• What you have to do: Repeat each line exactly, leaving nothing out.

• Given records:
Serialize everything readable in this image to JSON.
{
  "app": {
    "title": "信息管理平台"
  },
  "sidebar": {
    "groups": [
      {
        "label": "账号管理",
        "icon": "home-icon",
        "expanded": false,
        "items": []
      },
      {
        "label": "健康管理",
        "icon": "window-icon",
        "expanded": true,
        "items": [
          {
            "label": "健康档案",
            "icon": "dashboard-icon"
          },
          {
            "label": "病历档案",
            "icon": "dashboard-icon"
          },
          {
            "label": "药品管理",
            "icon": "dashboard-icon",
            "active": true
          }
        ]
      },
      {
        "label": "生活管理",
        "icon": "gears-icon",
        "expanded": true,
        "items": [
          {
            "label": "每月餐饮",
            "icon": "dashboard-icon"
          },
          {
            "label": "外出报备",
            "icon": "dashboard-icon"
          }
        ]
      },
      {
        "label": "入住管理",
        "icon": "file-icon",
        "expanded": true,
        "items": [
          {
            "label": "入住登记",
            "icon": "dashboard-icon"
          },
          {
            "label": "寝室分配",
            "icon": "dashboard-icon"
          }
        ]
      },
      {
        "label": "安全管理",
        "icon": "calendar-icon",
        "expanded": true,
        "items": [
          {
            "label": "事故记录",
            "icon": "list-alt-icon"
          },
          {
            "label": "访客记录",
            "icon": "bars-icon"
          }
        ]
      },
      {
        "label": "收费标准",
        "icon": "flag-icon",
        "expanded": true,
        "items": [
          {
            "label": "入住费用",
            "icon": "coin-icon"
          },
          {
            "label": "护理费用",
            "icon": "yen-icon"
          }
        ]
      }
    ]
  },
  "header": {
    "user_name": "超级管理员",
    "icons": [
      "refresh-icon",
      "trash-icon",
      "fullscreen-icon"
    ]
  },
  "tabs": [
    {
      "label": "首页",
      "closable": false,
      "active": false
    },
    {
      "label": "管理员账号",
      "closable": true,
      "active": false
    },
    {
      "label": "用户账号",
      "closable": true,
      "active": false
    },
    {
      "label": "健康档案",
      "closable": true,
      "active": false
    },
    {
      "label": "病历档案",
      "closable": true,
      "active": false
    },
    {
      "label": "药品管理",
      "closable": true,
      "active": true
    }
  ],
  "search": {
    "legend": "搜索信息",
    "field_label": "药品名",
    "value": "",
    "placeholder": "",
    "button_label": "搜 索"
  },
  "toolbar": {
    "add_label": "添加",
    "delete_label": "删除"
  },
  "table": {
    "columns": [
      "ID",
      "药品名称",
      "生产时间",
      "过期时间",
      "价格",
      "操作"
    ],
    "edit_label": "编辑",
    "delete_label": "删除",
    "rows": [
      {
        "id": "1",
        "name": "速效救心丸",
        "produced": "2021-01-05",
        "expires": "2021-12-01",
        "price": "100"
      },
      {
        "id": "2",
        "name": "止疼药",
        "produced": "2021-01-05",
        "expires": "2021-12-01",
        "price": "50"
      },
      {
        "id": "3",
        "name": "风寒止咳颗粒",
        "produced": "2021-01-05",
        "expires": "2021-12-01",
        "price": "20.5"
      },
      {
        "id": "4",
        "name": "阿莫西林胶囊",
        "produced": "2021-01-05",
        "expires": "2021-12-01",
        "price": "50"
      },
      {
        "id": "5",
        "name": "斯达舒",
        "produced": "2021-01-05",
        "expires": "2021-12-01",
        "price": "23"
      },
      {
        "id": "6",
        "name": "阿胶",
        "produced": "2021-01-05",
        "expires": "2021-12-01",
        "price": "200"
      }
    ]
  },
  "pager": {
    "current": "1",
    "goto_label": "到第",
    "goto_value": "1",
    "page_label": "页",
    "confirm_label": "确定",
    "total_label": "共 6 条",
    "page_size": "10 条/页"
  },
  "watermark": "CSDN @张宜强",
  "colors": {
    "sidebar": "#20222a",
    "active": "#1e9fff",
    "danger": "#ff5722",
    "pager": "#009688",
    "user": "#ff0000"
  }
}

• Answer to this exercise:
Serialize everything readable in this image to JSON.
{
  "app": {
    "title": "信息管理平台"
  },
  "sidebar": {
    "groups": [
      {
        "label": "账号管理",
        "icon": "home-icon",
        "expanded": false,
        "items": []
      },
      {
        "label": "健康管理",
        "icon": "window-icon",
        "expanded": true,
        "items": [
          {
            "label": "健康档案",
            "icon": "dashboard-icon"
          },
          {
            "label": "病历档案",
            "icon": "dashboard-icon"
          },
          {
            "label": "药品管理",
            "icon": "dashboard-icon",
            "active": true
          }
        ]
      },
      {
        "label": "生活管理",
        "icon": "gears-icon",
        "expanded": true,
        "items": [
          {
            "label": "每月餐饮",
            "icon": "dashboard-icon"
          },
          {
            "label": "外出报备",
            "icon": "dashboard-icon"
          }
        ]
      },
      {
        "label": "入住管理",
        "icon": "file-icon",
        "expanded": true,
        "items": [
          {
            "label": "入住登记",
            "icon": "dashboard-icon"
          },
          {
            "label": "寝室分配",
            "icon": "dashboard-icon"
          }
        ]
      },
      {
        "label": "安全管理",
        "icon": "calendar-icon",
        "expanded": true,
        "items": [
          {
            "label": "事故记录",
            "icon": "list-alt-icon"
          },
          {
            "label": "访客记录",
            "icon": "bars-icon"
          }
        ]
      },
      {
        "label": "收费标准",
        "icon": "flag-icon",
        "expanded": true,
        "items": [
          {
            "label": "入住费用",
            "icon": "coin-icon"
          },
          {
            "label": "护理费用",
            "icon": "yen-icon"
          }
        ]
      }
    ]
  },
  "header": {
    "user_name": "超级管理员",
    "icons": [
      "refresh-icon",
      "trash-icon",
      "fullscreen-icon"
    ]
  },
  "tabs": [
    {
      "label": "首页",
      "closable": false,
      "active": false
    },
    {
      "label": "管理员账号",
      "closable": true,
      "active": false
    },
    {
      "label": "用户账号",
      "closable": true,
      "active": false
    },
    {
      "label": "健康档案",
      "closable": true,
      "active": false
    },
    {
      "label": "病历档案",
      "closable": true,
      "active": false
    },
    {
      "label": "药品管理",
      "closable": true,
      "active": true
    }
  ],
  "search": {
    "legend": "搜索信息",
    "field_label": "药品名",
    "value": "",
    "placeholder": "",
    "button_label": "搜 索"
  },
  "toolbar": {
    "add_label": "添加",
    "delete_label": "删除"
  },
  "table": {
    "columns": [
      "ID",
      "药品名称",
      "生产时间",
      "过期时间",
      "价格",
      "操作"
    ],
    "edit_label": "编辑",
    "delete_label": "删除",
    "rows": [
      {
        "id": "1",
        "name": "速效救心丸",
        "produced": "2021-01-05",
        "expires": "2021-12-01",
        "price": "100"
      },
      {
        "id": "2",
        "name": "止疼药",
        "produced": "2021-01-05",
        "expires": "2021-12-01",
        "price": "50"
      },
      {
        "id": "3",
        "name": "风寒止咳颗粒",
        "produced": "2021-01-05",
        "expires": "2021-12-01",
        "price": "20.5"
      },
      {
        "id": "4",
        "name": "阿莫西林胶囊",
        "produced": "2021-01-05",
        "expires": "2021-12-01",
        "price": "50"
      },
      {
        "id": "5",
        "name": "斯达舒",
        "produced": "2021-01-05",
        "expires": "2021-12-01",
        "price": "23"
      },
      {
        "id": "6",
        "name": "阿胶",
        "produced": "2021-01-05",
        "expires": "2021-12-01",
        "price": "200"
      }
    ]
  },
  "pager": {
    "current": "1",
    "goto_label": "到第",
    "goto_value": "1",
    "page_label": "页",
    "confirm_label": "确定",
    "total_label": "共 6 条",
    "page_size": "10 条/页"
  },
  "watermark": "CSDN @张宜强",
  "colors": {
    "sidebar": "#20222a",
    "active": "#1e9fff",
    "danger": "#ff5722",
    "pager": "#009688",
    "user": "#ff0000"
  }
}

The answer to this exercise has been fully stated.